- _Task objective_: Spot every line with the word "subtitle" and return it.

Recorded data
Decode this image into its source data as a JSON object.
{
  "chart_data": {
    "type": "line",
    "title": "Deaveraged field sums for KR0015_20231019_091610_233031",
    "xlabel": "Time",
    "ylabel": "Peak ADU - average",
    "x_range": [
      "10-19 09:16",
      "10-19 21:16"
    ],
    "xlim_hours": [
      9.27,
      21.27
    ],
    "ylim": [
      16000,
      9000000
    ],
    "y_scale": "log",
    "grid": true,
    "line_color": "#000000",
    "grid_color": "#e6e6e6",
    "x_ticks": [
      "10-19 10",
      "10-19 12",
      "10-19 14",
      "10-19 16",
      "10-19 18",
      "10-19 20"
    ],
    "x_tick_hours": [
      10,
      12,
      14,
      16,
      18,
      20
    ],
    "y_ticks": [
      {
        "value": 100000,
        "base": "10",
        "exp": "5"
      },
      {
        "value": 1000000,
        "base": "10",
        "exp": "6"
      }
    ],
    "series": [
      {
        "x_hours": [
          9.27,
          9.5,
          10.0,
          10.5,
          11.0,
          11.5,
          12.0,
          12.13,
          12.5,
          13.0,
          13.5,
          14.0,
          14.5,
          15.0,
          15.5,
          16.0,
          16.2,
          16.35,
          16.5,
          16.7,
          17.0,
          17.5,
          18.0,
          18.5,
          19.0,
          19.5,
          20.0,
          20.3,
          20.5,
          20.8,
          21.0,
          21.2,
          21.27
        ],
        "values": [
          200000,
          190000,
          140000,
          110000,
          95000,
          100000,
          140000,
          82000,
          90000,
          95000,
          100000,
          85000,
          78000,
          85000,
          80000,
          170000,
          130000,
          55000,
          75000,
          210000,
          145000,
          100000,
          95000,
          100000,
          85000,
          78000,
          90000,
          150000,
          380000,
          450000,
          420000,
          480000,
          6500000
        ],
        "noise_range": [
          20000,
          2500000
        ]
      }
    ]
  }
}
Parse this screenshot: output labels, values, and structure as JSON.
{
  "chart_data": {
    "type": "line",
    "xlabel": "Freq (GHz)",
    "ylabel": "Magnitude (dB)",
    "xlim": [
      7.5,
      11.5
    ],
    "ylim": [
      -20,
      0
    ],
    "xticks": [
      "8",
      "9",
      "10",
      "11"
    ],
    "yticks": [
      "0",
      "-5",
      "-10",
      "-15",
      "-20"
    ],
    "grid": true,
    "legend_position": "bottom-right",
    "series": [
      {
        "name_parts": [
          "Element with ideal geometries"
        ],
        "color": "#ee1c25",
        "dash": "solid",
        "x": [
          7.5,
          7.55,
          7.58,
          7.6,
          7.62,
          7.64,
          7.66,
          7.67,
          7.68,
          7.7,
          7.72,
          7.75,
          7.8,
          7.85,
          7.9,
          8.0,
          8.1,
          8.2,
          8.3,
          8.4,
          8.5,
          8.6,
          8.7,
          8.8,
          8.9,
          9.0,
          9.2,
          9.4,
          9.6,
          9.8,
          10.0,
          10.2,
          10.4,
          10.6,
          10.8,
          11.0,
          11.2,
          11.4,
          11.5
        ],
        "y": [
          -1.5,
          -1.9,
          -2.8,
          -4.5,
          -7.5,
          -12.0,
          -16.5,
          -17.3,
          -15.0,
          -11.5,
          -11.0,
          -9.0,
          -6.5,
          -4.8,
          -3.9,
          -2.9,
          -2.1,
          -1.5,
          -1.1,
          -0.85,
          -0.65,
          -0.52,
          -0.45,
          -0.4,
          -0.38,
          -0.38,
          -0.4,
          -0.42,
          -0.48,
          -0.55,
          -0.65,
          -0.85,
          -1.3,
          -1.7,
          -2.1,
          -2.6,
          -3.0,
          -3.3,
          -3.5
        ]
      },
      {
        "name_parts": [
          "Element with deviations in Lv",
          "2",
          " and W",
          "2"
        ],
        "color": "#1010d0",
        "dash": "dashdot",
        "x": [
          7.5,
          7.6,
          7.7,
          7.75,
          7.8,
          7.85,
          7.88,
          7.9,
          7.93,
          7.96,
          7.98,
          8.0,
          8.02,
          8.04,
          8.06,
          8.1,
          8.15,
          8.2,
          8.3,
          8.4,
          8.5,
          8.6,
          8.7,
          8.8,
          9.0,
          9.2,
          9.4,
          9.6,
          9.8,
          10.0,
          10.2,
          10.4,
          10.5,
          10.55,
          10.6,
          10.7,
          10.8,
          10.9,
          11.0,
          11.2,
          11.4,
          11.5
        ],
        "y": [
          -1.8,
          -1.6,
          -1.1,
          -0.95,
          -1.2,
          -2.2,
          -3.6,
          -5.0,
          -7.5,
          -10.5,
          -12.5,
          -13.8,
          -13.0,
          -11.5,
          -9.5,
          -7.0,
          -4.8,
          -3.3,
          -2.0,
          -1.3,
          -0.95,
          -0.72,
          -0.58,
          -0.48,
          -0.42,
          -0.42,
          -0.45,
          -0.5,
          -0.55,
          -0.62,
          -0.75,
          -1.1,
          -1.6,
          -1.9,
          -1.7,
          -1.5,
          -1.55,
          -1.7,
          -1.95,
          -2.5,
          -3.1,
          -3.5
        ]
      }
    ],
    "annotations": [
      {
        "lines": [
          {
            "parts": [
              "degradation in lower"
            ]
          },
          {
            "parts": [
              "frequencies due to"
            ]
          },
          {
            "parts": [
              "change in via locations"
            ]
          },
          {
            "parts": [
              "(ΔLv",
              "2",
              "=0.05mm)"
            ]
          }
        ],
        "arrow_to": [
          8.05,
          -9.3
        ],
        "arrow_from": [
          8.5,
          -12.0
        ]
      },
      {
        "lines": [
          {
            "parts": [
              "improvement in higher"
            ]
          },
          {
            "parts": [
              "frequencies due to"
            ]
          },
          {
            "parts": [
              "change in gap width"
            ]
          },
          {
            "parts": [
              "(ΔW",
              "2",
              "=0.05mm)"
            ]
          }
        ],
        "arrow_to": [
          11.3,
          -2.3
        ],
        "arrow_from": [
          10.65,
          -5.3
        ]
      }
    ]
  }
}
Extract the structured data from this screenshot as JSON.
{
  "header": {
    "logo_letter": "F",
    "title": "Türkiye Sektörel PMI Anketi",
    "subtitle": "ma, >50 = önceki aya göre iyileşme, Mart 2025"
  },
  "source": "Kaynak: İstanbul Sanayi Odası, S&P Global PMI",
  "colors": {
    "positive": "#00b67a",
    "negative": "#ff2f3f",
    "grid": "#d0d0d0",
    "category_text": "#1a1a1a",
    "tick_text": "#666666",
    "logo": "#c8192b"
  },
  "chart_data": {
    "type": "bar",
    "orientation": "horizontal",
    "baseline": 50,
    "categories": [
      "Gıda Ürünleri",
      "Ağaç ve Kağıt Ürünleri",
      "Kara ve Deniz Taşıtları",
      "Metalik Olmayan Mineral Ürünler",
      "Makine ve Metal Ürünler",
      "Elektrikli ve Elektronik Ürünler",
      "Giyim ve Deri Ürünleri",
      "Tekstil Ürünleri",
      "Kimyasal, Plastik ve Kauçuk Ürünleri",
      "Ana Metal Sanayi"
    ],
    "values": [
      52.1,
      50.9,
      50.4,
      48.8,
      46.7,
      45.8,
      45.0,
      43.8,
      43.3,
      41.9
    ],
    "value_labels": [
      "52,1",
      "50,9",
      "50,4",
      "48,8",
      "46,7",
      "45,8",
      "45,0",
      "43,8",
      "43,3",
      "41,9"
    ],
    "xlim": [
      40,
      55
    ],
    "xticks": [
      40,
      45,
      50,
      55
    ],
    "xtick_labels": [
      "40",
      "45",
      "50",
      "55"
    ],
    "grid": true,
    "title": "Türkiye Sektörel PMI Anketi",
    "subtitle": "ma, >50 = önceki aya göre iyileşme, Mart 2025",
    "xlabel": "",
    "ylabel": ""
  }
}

- _Task response_:
    "subtitle": "ma, >50 = önceki aya göre iyileşme, Mart 2025"
    "subtitle": "ma, >50 = önceki aya göre iyileşme, Mart 2025",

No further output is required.